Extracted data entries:
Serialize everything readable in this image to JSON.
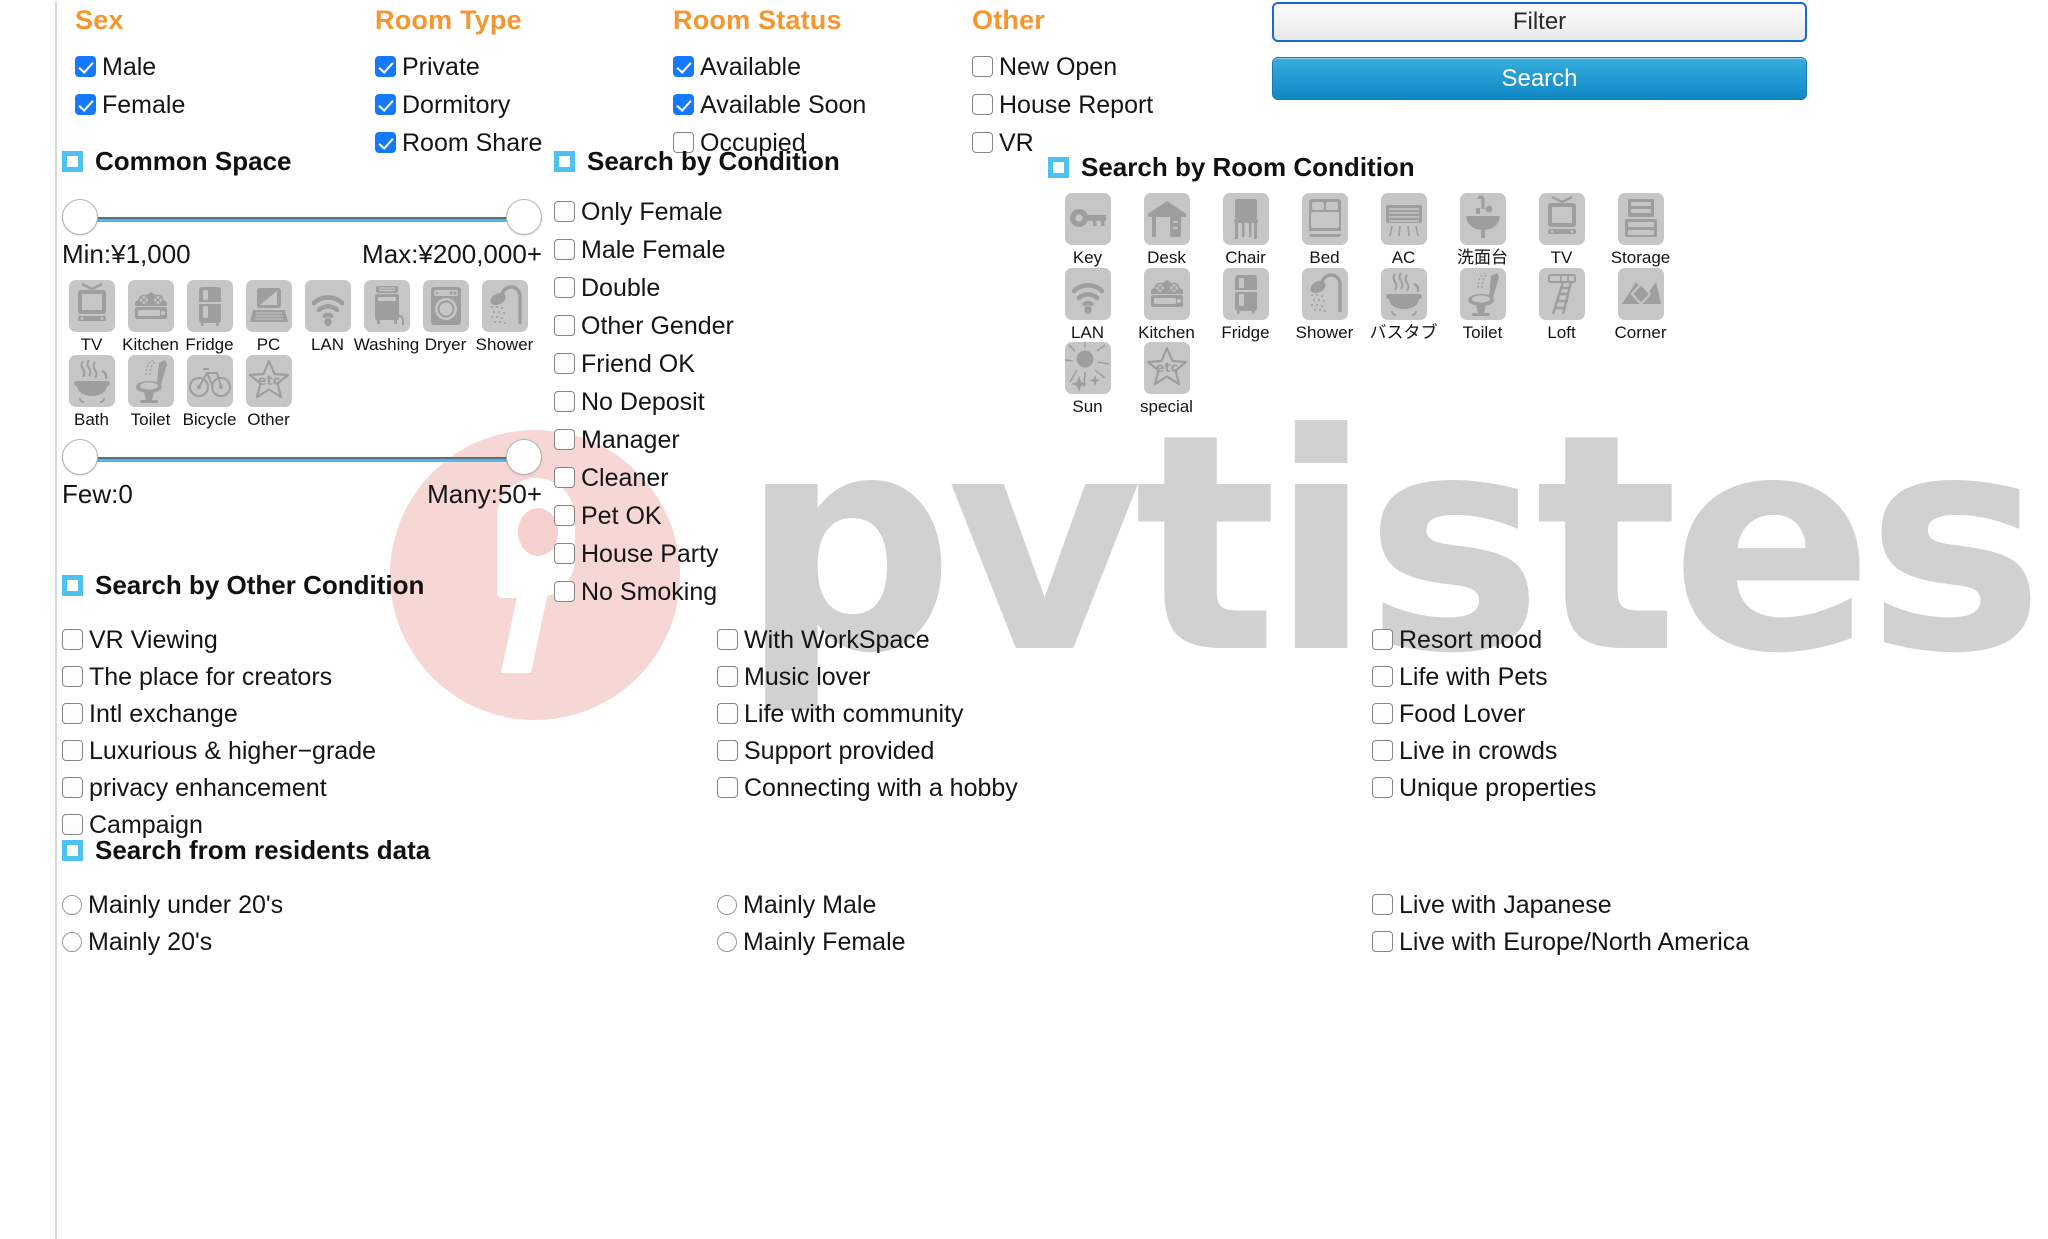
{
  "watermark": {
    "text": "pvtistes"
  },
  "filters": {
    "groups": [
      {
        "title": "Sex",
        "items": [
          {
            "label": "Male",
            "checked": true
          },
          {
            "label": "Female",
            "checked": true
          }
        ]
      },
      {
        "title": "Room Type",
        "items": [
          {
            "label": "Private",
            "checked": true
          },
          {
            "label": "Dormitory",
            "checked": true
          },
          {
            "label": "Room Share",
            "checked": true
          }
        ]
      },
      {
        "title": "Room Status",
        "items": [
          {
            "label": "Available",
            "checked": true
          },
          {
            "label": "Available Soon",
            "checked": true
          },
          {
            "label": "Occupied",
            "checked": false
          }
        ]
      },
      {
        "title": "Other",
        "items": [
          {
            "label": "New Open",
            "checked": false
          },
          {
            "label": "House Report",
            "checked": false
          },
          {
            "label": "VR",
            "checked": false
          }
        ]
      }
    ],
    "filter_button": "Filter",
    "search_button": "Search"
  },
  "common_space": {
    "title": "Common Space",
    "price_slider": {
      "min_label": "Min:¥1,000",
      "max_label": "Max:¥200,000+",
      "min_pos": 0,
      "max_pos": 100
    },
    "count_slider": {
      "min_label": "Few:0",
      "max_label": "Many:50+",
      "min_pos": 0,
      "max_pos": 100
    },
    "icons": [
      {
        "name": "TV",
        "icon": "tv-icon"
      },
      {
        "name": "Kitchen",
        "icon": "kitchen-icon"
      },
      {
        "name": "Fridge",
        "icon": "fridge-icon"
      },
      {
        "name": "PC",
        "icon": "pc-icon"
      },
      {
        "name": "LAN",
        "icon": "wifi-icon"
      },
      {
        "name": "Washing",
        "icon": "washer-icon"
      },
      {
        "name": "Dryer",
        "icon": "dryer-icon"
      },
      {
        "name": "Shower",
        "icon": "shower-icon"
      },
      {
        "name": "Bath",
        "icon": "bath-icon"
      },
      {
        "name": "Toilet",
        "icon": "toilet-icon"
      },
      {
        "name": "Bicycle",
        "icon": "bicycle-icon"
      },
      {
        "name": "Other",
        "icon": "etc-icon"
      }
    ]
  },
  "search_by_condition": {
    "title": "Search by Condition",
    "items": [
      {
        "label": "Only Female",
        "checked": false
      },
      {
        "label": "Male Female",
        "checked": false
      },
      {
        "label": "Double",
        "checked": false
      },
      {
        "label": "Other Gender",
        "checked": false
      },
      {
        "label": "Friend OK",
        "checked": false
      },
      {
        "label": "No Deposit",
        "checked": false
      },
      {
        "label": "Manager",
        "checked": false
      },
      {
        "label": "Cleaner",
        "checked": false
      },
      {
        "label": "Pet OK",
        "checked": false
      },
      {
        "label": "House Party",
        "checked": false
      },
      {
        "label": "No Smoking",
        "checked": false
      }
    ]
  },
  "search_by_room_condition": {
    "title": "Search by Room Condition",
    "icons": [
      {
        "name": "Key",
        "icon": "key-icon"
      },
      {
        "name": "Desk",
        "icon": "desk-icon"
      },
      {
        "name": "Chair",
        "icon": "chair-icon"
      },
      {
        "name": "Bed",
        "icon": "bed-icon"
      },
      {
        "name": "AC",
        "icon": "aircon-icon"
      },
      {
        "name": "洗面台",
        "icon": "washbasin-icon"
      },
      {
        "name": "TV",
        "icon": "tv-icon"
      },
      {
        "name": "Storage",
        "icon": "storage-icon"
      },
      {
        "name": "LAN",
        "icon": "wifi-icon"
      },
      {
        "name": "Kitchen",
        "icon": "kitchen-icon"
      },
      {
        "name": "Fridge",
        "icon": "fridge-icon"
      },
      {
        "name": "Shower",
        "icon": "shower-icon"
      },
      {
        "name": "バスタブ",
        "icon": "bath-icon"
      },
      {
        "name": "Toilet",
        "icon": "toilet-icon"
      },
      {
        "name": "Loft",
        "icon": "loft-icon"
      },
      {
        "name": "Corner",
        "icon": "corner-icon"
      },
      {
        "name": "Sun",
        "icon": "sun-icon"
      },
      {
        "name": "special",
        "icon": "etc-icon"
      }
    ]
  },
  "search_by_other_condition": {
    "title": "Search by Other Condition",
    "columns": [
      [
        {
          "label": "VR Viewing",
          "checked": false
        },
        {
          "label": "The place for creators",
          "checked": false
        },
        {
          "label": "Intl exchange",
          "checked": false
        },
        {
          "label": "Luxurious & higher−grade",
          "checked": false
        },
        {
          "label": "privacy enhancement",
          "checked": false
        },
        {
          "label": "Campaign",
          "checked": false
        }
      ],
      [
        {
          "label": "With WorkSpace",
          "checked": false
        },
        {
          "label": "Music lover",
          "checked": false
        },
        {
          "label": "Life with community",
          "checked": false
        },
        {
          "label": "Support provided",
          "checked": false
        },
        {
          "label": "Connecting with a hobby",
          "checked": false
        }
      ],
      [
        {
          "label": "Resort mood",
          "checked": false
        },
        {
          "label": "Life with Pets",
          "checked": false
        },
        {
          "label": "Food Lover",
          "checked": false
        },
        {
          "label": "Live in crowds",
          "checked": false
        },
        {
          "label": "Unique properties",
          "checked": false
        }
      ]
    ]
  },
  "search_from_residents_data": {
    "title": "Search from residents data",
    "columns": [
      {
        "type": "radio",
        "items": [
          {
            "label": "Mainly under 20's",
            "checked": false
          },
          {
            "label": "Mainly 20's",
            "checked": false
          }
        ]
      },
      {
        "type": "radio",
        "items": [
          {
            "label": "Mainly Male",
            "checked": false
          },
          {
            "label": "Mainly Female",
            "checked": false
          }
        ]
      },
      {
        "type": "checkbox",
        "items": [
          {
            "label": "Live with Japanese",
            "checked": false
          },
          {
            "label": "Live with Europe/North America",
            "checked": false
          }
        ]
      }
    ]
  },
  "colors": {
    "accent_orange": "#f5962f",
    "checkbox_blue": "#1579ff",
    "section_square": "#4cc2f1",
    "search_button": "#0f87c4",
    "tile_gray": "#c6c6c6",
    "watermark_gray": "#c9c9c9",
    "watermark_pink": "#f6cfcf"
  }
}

## TASK OBJECTIVE
Where a line above contains the word "Life", copy that line.

## ANSWER FOR THIS EXERCISE
          "label": "Life with community",
          "label": "Life with Pets",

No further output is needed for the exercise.